* start PROVIDED DATA *

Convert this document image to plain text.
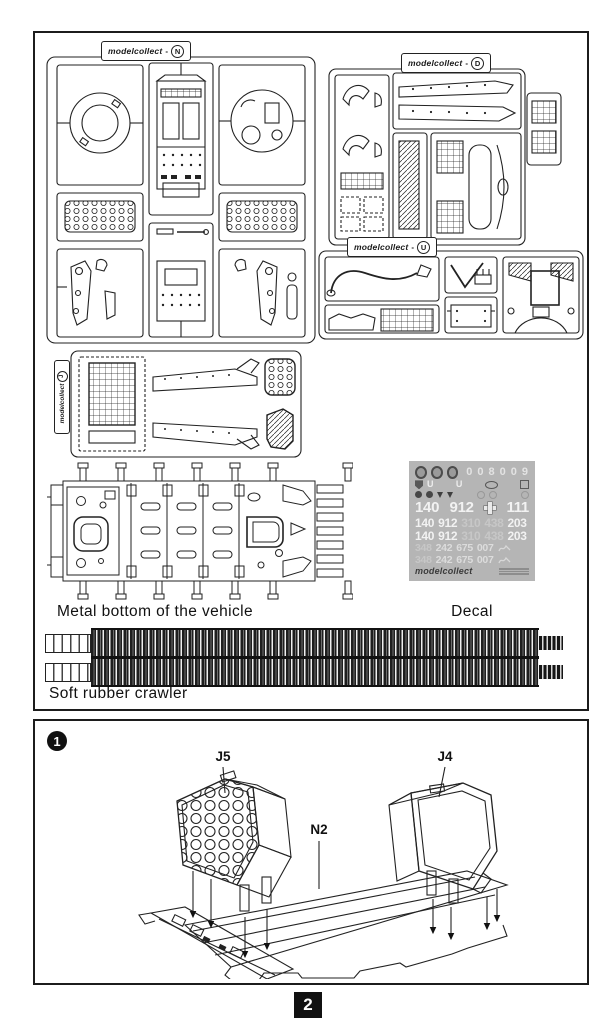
modelcollect - N
modelcollect - D
modelcollect - U
modelcollect
J
Metal bottom of the vehicle
0 0 8 0 0 9
U U
140 912 111
140 912 310 438 203
140 912 310 438 203
348 242 675 007
348 242 675 007
modelcollect
Decal
Soft rubber crawler
1
J5	J4
N2
2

* end PROVIDED DATA *

Write the listing above out again exactly, dropping each image.

### EXERCISE RESULT:
Convert this document image to plain text.
modelcollect - N
modelcollect - D
modelcollect - U
modelcollect
J
Metal bottom of the vehicle
0 0 8 0 0 9
U U
140 912 111
140 912 310 438 203
140 912 310 438 203
348 242 675 007
348 242 675 007
modelcollect
Decal
Soft rubber crawler
1
J5	J4
N2
2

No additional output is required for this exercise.